Given request -> Below are the records. Gather each line that holds "triangle".

Stored rows ->
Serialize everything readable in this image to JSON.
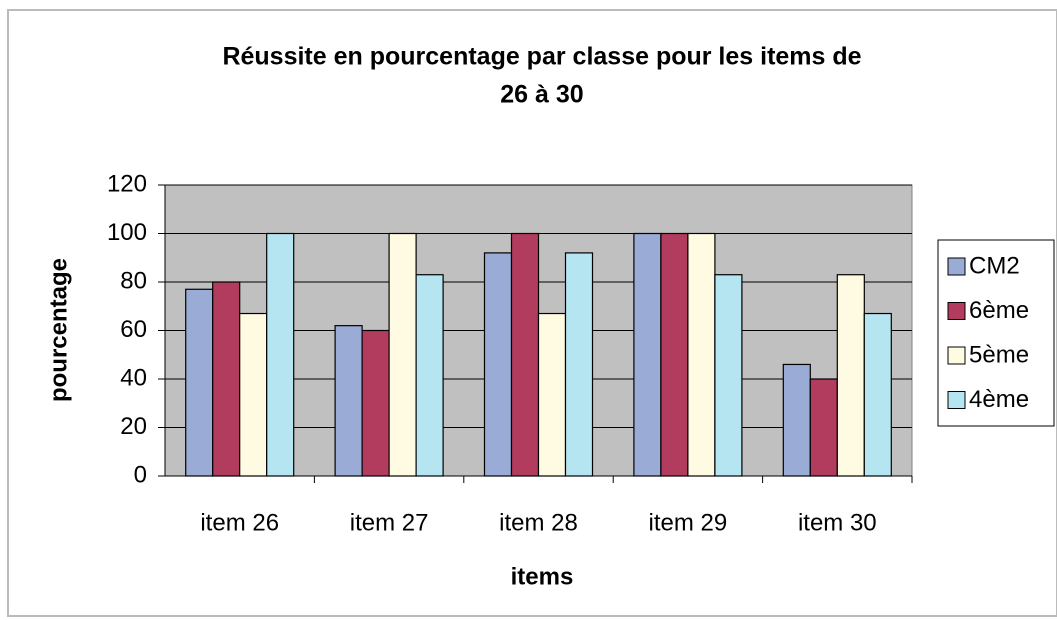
{
  "chart_data": {
    "type": "bar",
    "title": [
      "Réussite en pourcentage par classe pour les items de",
      "26 à 30"
    ],
    "xlabel": "items",
    "ylabel": "pourcentage",
    "categories": [
      "item 26",
      "item 27",
      "item 28",
      "item 29",
      "item 30"
    ],
    "series": [
      {
        "name": "CM2",
        "color": "#9aabd6",
        "values": [
          77,
          62,
          92,
          100,
          46
        ]
      },
      {
        "name": "6ème",
        "color": "#b23c5e",
        "values": [
          80,
          60,
          100,
          100,
          40
        ]
      },
      {
        "name": "5ème",
        "color": "#fffbe2",
        "values": [
          67,
          100,
          67,
          100,
          83
        ]
      },
      {
        "name": "4ème",
        "color": "#b6e5f2",
        "values": [
          100,
          83,
          92,
          83,
          67
        ]
      }
    ],
    "ylim": [
      0,
      120
    ],
    "yticks": [
      0,
      20,
      40,
      60,
      80,
      100,
      120
    ],
    "grid": true,
    "legend": "right"
  }
}
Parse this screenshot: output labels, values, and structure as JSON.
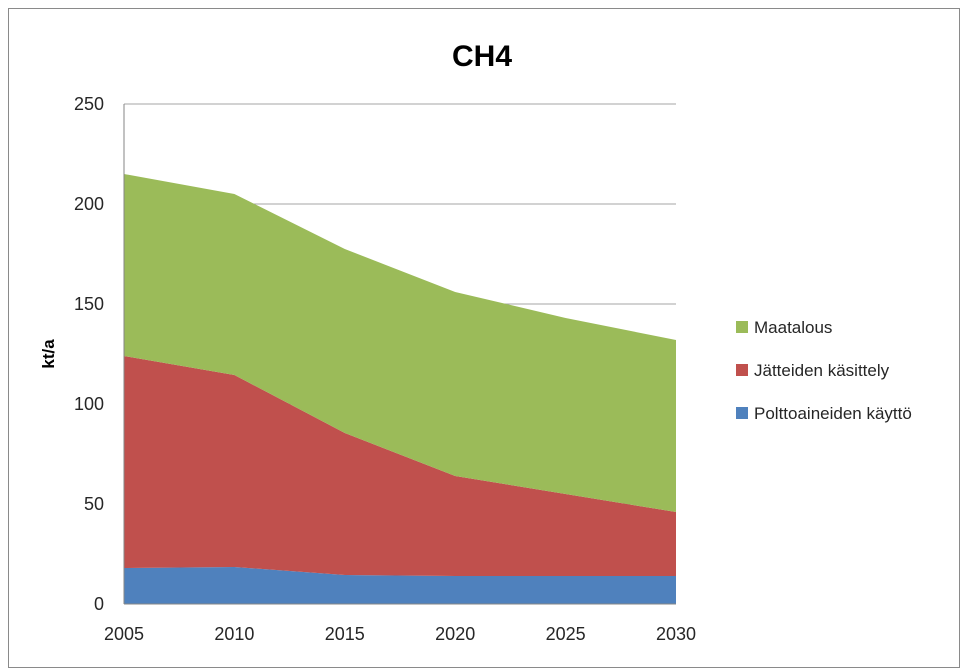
{
  "chart_data": {
    "type": "area",
    "stacked": true,
    "title": "CH4",
    "xlabel": "",
    "ylabel": "kt/a",
    "x": [
      2005,
      2010,
      2015,
      2020,
      2025,
      2030
    ],
    "xticks": [
      "2005",
      "2010",
      "2015",
      "2020",
      "2025",
      "2030"
    ],
    "ylim": [
      0,
      250
    ],
    "yticks": [
      0,
      50,
      100,
      150,
      200,
      250
    ],
    "grid": true,
    "legend_position": "right",
    "series": [
      {
        "name": "Polttoaineiden käyttö",
        "color": "#4f81bd",
        "values": [
          18,
          18.5,
          14.5,
          14,
          14,
          14
        ]
      },
      {
        "name": "Jätteiden käsittely",
        "color": "#c0504d",
        "values": [
          106,
          96,
          71,
          50,
          41,
          32
        ]
      },
      {
        "name": "Maatalous",
        "color": "#9bbb59",
        "values": [
          91,
          90.5,
          92,
          92,
          88,
          86
        ]
      }
    ],
    "legend_order": [
      "Maatalous",
      "Jätteiden käsittely",
      "Polttoaineiden käyttö"
    ]
  }
}
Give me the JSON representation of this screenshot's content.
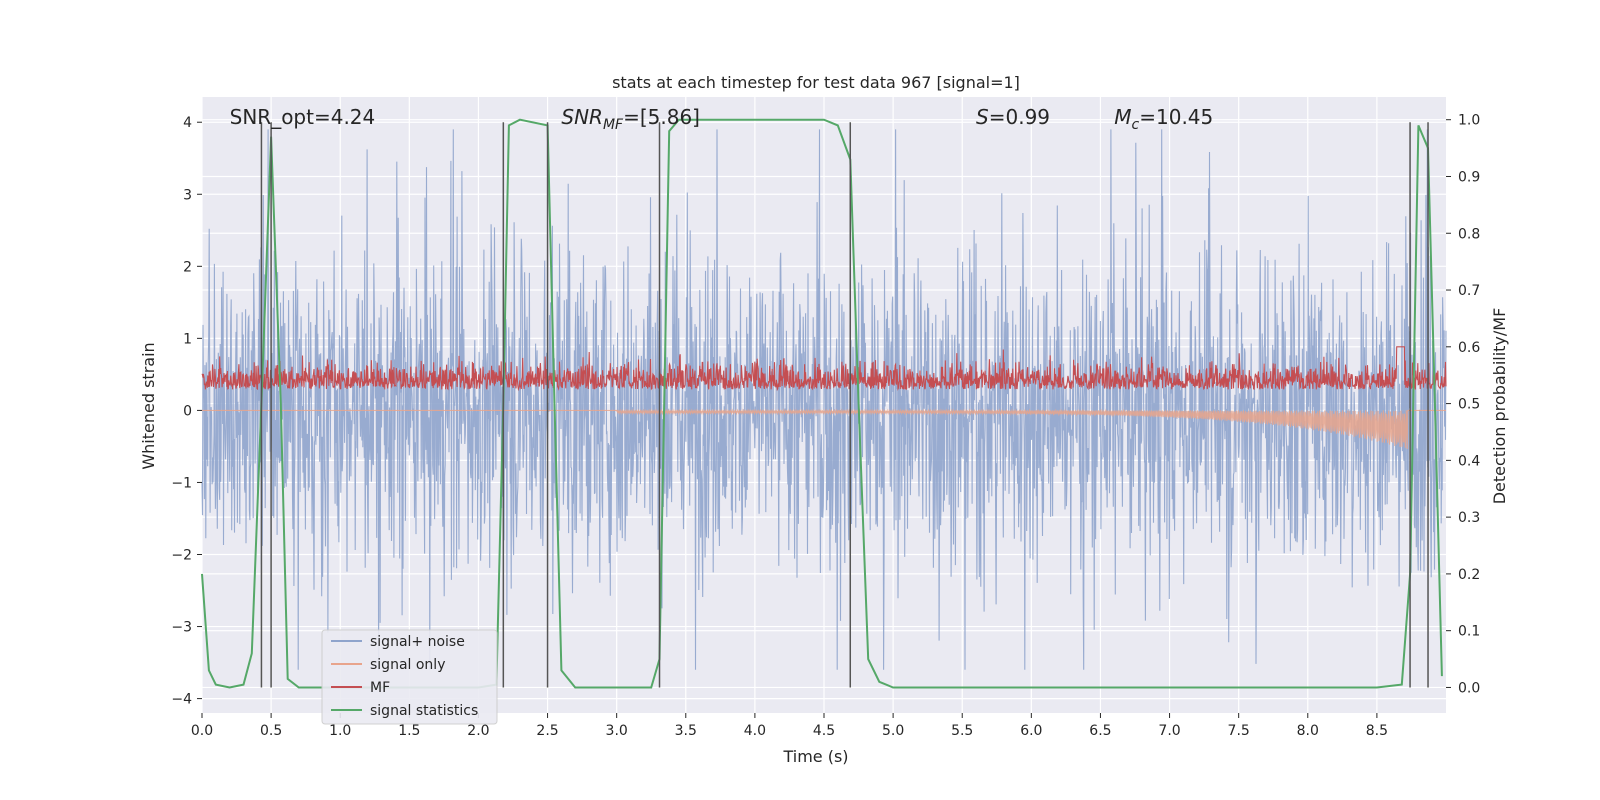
{
  "chart_data": {
    "type": "line",
    "title": "stats at each timestep for test data 967 [signal=1]",
    "xlabel": "Time (s)",
    "ylabel": "Whitened strain",
    "ylabel_right": "Detection probability/MF",
    "xlim": [
      0.0,
      9.0
    ],
    "ylim": [
      -4.2,
      4.35
    ],
    "ylim_right": [
      -0.045,
      1.04
    ],
    "x_ticks": [
      "0.0",
      "0.5",
      "1.0",
      "1.5",
      "2.0",
      "2.5",
      "3.0",
      "3.5",
      "4.0",
      "4.5",
      "5.0",
      "5.5",
      "6.0",
      "6.5",
      "7.0",
      "7.5",
      "8.0",
      "8.5"
    ],
    "x_tick_values": [
      0.0,
      0.5,
      1.0,
      1.5,
      2.0,
      2.5,
      3.0,
      3.5,
      4.0,
      4.5,
      5.0,
      5.5,
      6.0,
      6.5,
      7.0,
      7.5,
      8.0,
      8.5
    ],
    "y_ticks": [
      "−4",
      "−3",
      "−2",
      "−1",
      "0",
      "1",
      "2",
      "3",
      "4"
    ],
    "y_tick_values": [
      -4,
      -3,
      -2,
      -1,
      0,
      1,
      2,
      3,
      4
    ],
    "y_ticks_right": [
      "0.0",
      "0.1",
      "0.2",
      "0.3",
      "0.4",
      "0.5",
      "0.6",
      "0.7",
      "0.8",
      "0.9",
      "1.0"
    ],
    "y_tick_values_right": [
      0.0,
      0.1,
      0.2,
      0.3,
      0.4,
      0.5,
      0.6,
      0.7,
      0.8,
      0.9,
      1.0
    ],
    "grid": true,
    "legend_position": "bottom-left",
    "annotations": [
      {
        "text": "SNR_opt=4.24",
        "x": 0.2
      },
      {
        "text": "SNR_MF=[5.86]",
        "x": 2.6
      },
      {
        "text": "S=0.99",
        "x": 5.6
      },
      {
        "text": "M_c=10.45",
        "x": 6.6
      }
    ],
    "vertical_lines": [
      0.43,
      0.5,
      2.18,
      2.5,
      3.31,
      4.69,
      8.74,
      8.87
    ],
    "series": [
      {
        "name": "signal+ noise",
        "color": "#8fa4cc",
        "axis": "left",
        "y_range": [
          -3.6,
          3.9
        ]
      },
      {
        "name": "signal only",
        "color": "#e8a48c",
        "axis": "left",
        "y_range": [
          -0.6,
          0.1
        ]
      },
      {
        "name": "MF",
        "color": "#c44e52",
        "axis": "right",
        "y_range": [
          0.47,
          0.61
        ]
      },
      {
        "name": "signal statistics",
        "color": "#55a868",
        "axis": "right",
        "x": [
          0.0,
          0.05,
          0.1,
          0.2,
          0.3,
          0.36,
          0.43,
          0.5,
          0.57,
          0.62,
          0.7,
          1.0,
          1.5,
          2.0,
          2.13,
          2.18,
          2.22,
          2.3,
          2.5,
          2.55,
          2.6,
          2.7,
          3.0,
          3.25,
          3.31,
          3.38,
          3.45,
          4.0,
          4.5,
          4.6,
          4.69,
          4.75,
          4.82,
          4.9,
          5.0,
          6.0,
          7.0,
          8.0,
          8.5,
          8.68,
          8.74,
          8.8,
          8.87,
          8.92,
          8.97
        ],
        "y": [
          0.2,
          0.03,
          0.005,
          0.0,
          0.005,
          0.06,
          0.5,
          0.97,
          0.5,
          0.015,
          0.0,
          0.0,
          0.0,
          0.0,
          0.005,
          0.5,
          0.99,
          1.0,
          0.99,
          0.5,
          0.03,
          0.0,
          0.0,
          0.0,
          0.05,
          0.98,
          1.0,
          1.0,
          1.0,
          0.99,
          0.93,
          0.5,
          0.05,
          0.01,
          0.0,
          0.0,
          0.0,
          0.0,
          0.0,
          0.005,
          0.2,
          0.99,
          0.95,
          0.5,
          0.02
        ]
      }
    ]
  }
}
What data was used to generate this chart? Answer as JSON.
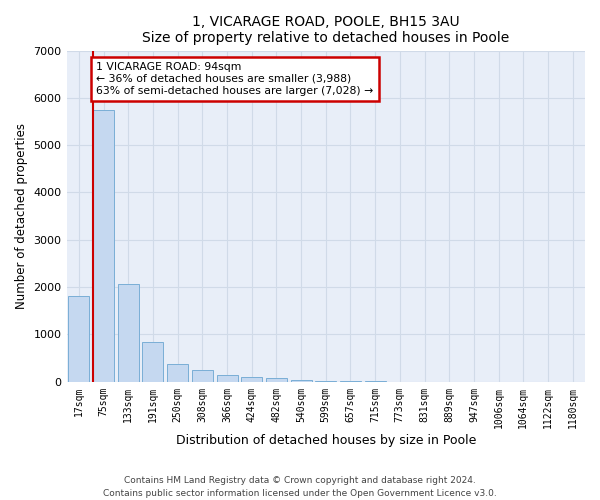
{
  "title": "1, VICARAGE ROAD, POOLE, BH15 3AU",
  "subtitle": "Size of property relative to detached houses in Poole",
  "xlabel": "Distribution of detached houses by size in Poole",
  "ylabel": "Number of detached properties",
  "footnote1": "Contains HM Land Registry data © Crown copyright and database right 2024.",
  "footnote2": "Contains public sector information licensed under the Open Government Licence v3.0.",
  "bar_labels": [
    "17sqm",
    "75sqm",
    "133sqm",
    "191sqm",
    "250sqm",
    "308sqm",
    "366sqm",
    "424sqm",
    "482sqm",
    "540sqm",
    "599sqm",
    "657sqm",
    "715sqm",
    "773sqm",
    "831sqm",
    "889sqm",
    "947sqm",
    "1006sqm",
    "1064sqm",
    "1122sqm",
    "1180sqm"
  ],
  "bar_values": [
    1800,
    5750,
    2060,
    830,
    380,
    240,
    145,
    90,
    85,
    35,
    5,
    2,
    2,
    0,
    0,
    0,
    0,
    0,
    0,
    0,
    0
  ],
  "bar_color": "#c5d8f0",
  "bar_edge_color": "#7aaed6",
  "property_sqm": 94,
  "annotation_text": "1 VICARAGE ROAD: 94sqm\n← 36% of detached houses are smaller (3,988)\n63% of semi-detached houses are larger (7,028) →",
  "annotation_box_color": "#ffffff",
  "annotation_box_edge_color": "#cc0000",
  "vline_color": "#cc0000",
  "ylim": [
    0,
    7000
  ],
  "yticks": [
    0,
    1000,
    2000,
    3000,
    4000,
    5000,
    6000,
    7000
  ],
  "grid_color": "#d0dae8",
  "bg_color": "#ffffff",
  "plot_bg_color": "#e8eef8"
}
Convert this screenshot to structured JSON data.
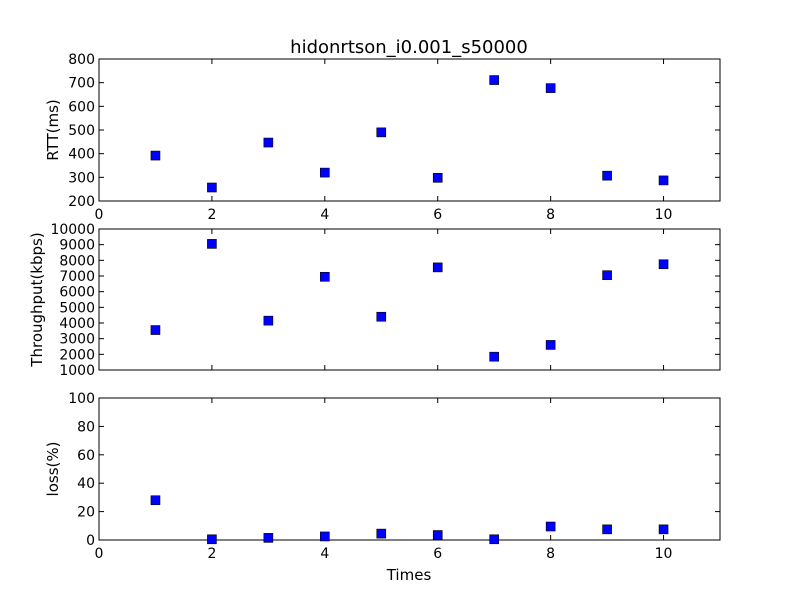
{
  "chart_data": {
    "type": "scatter",
    "title": "hidonrtson_i0.001_s50000",
    "xlabel": "Times",
    "marker_color": "#0000ff",
    "grid": false,
    "subplots": [
      {
        "name": "rtt",
        "ylabel": "RTT(ms)",
        "xlim": [
          0,
          11
        ],
        "ylim": [
          200,
          800
        ],
        "xticks": [
          0,
          2,
          4,
          6,
          8,
          10
        ],
        "yticks": [
          200,
          300,
          400,
          500,
          600,
          700,
          800
        ],
        "x": [
          1,
          2,
          3,
          4,
          5,
          6,
          7,
          8,
          9,
          10
        ],
        "y": [
          392,
          257,
          447,
          320,
          490,
          298,
          711,
          677,
          307,
          287
        ]
      },
      {
        "name": "throughput",
        "ylabel": "Throughput(kbps)",
        "xlim": [
          0,
          11
        ],
        "ylim": [
          1000,
          10000
        ],
        "xticks": [],
        "yticks": [
          1000,
          2000,
          3000,
          4000,
          5000,
          6000,
          7000,
          8000,
          9000,
          10000
        ],
        "x": [
          1,
          2,
          3,
          4,
          5,
          6,
          7,
          8,
          9,
          10
        ],
        "y": [
          3550,
          9050,
          4150,
          6950,
          4400,
          7550,
          1850,
          2600,
          7050,
          7750
        ]
      },
      {
        "name": "loss",
        "ylabel": "loss(%)",
        "xlim": [
          0,
          11
        ],
        "ylim": [
          0,
          100
        ],
        "xticks": [
          0,
          2,
          4,
          6,
          8,
          10
        ],
        "yticks": [
          0,
          20,
          40,
          60,
          80,
          100
        ],
        "x": [
          1,
          2,
          3,
          4,
          5,
          6,
          7,
          8,
          9,
          10
        ],
        "y": [
          28,
          0.5,
          1.5,
          2.5,
          4.5,
          3.5,
          0.5,
          9.5,
          7.5,
          7.5
        ]
      }
    ]
  }
}
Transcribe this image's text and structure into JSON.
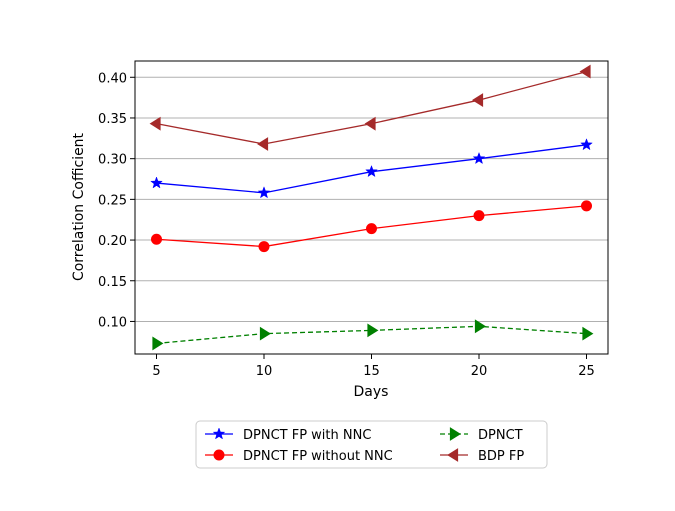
{
  "chart_data": {
    "type": "line",
    "title": "",
    "xlabel": "Days",
    "ylabel": "Correlation Cofficient",
    "x": [
      5,
      10,
      15,
      20,
      25
    ],
    "xlim": [
      4,
      26
    ],
    "ylim": [
      0.06,
      0.42
    ],
    "xticks": [
      5,
      10,
      15,
      20,
      25
    ],
    "yticks": [
      0.1,
      0.15,
      0.2,
      0.25,
      0.3,
      0.35,
      0.4
    ],
    "ytick_labels": [
      "0.10",
      "0.15",
      "0.20",
      "0.25",
      "0.30",
      "0.35",
      "0.40"
    ],
    "grid": "horizontal",
    "legend_position": "bottom-center",
    "series": [
      {
        "name": "DPNCT FP with NNC",
        "values": [
          0.27,
          0.258,
          0.284,
          0.3,
          0.317
        ],
        "color": "#0000ff",
        "marker": "star",
        "linestyle": "solid"
      },
      {
        "name": "DPNCT FP without NNC",
        "values": [
          0.201,
          0.192,
          0.214,
          0.23,
          0.242
        ],
        "color": "#ff0000",
        "marker": "circle",
        "linestyle": "solid"
      },
      {
        "name": "DPNCT",
        "values": [
          0.073,
          0.085,
          0.089,
          0.094,
          0.085
        ],
        "color": "#008000",
        "marker": "triangle-right",
        "linestyle": "dashed"
      },
      {
        "name": "BDP FP",
        "values": [
          0.343,
          0.318,
          0.343,
          0.372,
          0.407
        ],
        "color": "#a52a2a",
        "marker": "triangle-left",
        "linestyle": "solid"
      }
    ]
  }
}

Exercise solution ->
        "marker": "triangle-right",
        "marker": "triangle-left",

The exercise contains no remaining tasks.